**Short problem:**
Reproduce the records below in full and without edits, omitting images.
[Begin]
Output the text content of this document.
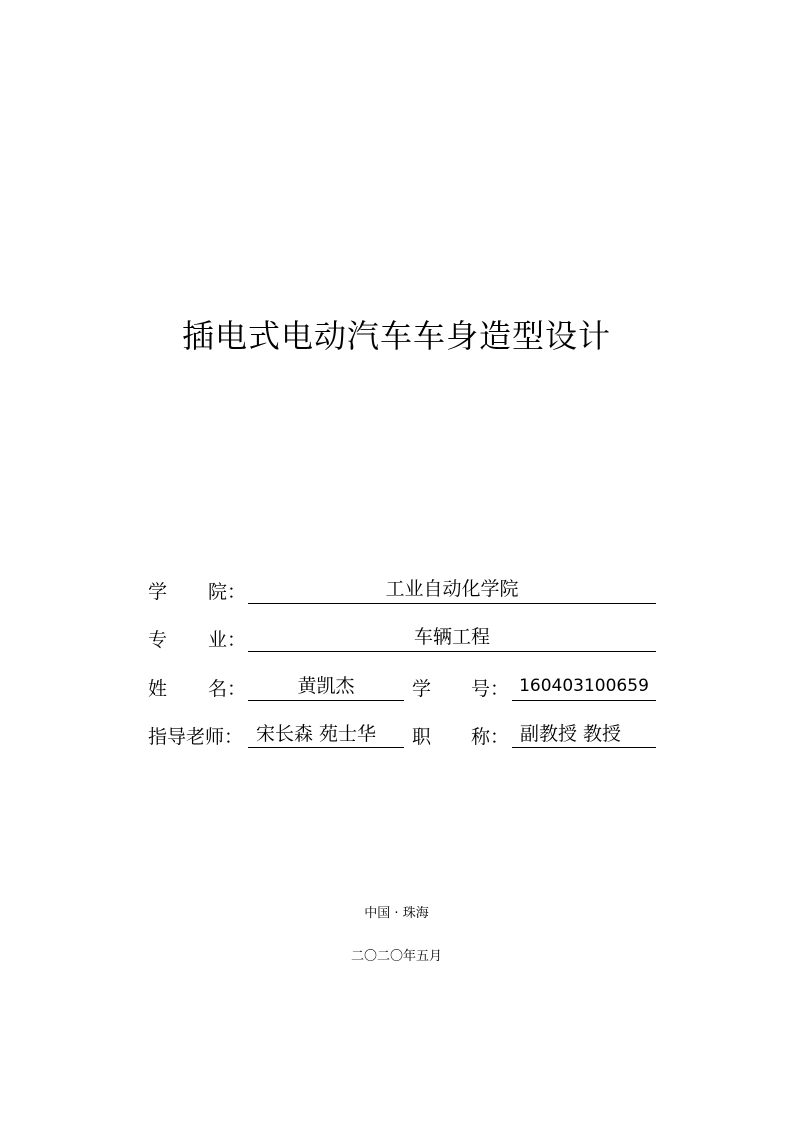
插电式电动汽车车身造型设计
学 院：	工业自动化学院
专 业：	车辆工程
姓 名：	黄凯杰	学 号： 160403100659
指导老师： 宋长森 苑士华	职 称： 副教授 教授
中国 · 珠海
二〇二〇年五月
[End]
**Completed task:**
Output the text content of this document.
插电式电动汽车车身造型设计
学 院：	工业自动化学院
专 业：	车辆工程
姓 名：	黄凯杰	学 号： 160403100659
指导老师： 宋长森 苑士华	职 称： 副教授 教授
中国 · 珠海
二〇二〇年五月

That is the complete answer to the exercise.